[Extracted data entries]
=-=-=

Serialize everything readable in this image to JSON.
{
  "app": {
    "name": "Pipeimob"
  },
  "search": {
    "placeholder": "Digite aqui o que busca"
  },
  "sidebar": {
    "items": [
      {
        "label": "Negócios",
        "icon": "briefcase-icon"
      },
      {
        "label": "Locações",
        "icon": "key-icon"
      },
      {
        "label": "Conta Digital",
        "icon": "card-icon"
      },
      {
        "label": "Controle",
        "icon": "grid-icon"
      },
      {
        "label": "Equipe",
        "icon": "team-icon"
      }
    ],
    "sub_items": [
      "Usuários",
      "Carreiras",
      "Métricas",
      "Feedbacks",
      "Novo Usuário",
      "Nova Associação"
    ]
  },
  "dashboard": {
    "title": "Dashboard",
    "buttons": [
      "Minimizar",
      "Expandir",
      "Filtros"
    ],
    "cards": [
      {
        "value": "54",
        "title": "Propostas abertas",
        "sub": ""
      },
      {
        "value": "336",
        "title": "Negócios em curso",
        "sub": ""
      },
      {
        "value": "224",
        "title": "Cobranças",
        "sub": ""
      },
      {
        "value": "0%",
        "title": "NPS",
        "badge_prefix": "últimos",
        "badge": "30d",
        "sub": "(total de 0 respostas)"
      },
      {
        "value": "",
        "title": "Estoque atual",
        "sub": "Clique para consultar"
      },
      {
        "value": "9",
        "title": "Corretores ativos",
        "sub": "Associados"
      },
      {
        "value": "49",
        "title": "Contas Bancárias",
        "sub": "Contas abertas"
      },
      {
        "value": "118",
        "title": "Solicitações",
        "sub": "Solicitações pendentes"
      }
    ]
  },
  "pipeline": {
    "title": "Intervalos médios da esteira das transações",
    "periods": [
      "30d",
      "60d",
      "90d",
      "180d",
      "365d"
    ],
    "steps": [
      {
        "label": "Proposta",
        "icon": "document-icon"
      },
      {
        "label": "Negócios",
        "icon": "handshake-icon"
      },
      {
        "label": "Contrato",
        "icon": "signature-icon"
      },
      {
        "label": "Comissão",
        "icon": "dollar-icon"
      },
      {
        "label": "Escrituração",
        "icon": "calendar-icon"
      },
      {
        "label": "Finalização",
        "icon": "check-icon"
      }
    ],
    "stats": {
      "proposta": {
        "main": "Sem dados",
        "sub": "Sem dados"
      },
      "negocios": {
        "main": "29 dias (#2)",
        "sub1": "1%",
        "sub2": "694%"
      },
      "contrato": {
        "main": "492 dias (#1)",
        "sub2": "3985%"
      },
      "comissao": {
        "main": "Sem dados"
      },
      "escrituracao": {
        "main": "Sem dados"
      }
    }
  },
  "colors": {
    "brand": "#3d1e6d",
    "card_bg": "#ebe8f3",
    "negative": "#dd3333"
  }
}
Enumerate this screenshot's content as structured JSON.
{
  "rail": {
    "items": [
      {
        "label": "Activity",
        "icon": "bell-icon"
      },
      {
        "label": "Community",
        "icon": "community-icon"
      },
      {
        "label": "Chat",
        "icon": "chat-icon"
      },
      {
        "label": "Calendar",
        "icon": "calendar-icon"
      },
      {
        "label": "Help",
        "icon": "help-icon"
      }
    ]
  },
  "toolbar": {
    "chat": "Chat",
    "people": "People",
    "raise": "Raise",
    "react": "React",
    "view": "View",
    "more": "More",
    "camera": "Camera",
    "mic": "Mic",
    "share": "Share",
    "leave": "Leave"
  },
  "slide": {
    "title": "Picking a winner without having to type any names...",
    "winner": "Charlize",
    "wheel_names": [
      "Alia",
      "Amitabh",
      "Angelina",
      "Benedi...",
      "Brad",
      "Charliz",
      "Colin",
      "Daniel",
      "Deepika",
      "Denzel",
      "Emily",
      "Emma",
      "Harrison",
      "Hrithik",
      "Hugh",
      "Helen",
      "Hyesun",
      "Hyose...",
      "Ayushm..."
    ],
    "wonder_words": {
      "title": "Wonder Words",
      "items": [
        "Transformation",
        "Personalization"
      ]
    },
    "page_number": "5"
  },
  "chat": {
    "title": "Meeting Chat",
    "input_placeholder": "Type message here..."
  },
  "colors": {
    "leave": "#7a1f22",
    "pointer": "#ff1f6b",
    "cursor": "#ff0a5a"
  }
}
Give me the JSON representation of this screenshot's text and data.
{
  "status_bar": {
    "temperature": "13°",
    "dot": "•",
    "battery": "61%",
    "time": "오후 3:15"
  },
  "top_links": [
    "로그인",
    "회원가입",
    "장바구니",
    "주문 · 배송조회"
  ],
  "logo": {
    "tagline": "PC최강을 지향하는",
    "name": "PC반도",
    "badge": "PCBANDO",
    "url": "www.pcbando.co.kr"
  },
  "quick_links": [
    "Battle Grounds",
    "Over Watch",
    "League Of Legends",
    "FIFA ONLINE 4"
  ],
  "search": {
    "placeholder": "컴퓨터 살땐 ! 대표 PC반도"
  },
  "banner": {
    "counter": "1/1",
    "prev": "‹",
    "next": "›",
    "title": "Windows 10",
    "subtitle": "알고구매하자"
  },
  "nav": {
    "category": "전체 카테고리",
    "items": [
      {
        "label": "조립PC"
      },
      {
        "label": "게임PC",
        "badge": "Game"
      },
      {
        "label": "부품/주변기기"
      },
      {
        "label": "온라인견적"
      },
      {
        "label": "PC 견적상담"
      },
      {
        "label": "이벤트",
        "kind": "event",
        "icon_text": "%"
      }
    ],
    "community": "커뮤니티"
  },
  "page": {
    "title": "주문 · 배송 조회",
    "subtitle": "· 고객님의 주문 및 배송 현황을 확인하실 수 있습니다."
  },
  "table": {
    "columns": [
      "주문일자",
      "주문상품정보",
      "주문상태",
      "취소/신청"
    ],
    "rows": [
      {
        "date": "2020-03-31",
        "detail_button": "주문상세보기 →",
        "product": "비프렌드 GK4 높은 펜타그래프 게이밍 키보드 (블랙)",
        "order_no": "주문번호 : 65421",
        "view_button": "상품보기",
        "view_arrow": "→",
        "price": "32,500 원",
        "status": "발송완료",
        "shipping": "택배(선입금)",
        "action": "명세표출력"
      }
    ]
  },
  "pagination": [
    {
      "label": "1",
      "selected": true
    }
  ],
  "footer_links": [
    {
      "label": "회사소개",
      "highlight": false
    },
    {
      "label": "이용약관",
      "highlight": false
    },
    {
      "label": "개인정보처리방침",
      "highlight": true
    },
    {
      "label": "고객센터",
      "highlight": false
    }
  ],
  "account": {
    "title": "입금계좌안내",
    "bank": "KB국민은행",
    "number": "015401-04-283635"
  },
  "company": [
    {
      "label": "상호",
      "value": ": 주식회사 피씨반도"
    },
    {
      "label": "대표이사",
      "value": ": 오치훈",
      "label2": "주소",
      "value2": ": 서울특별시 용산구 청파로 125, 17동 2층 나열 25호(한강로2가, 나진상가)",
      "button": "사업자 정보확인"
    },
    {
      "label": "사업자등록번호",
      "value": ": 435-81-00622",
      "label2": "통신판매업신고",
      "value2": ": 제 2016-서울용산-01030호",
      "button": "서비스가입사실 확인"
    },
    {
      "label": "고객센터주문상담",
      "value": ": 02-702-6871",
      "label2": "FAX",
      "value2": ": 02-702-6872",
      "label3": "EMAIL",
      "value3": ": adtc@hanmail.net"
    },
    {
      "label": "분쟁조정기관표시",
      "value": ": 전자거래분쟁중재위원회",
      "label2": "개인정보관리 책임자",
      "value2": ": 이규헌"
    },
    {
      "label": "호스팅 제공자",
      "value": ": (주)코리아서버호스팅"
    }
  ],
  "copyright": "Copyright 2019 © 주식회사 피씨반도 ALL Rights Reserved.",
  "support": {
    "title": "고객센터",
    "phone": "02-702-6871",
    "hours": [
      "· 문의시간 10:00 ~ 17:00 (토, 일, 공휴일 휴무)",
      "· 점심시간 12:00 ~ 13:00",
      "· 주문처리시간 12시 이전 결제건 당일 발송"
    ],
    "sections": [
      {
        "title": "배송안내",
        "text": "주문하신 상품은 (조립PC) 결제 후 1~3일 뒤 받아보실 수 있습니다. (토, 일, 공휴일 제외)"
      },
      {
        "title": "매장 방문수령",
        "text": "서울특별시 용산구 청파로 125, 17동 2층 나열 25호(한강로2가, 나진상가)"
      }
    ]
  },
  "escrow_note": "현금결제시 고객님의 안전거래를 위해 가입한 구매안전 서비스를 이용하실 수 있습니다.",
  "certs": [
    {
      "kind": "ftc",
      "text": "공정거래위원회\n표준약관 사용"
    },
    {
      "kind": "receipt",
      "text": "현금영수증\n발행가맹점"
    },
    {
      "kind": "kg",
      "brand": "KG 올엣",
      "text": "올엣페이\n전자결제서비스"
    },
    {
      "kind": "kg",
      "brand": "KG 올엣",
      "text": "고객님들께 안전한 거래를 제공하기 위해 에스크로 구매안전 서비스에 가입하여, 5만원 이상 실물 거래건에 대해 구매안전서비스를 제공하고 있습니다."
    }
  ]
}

=-=-=

- [TO DO]:
Pick out each line above that includes "Contas" and show it.

- [EXERCISE SOLUTION]:
        "title": "Contas Bancárias",
        "sub": "Contas abertas"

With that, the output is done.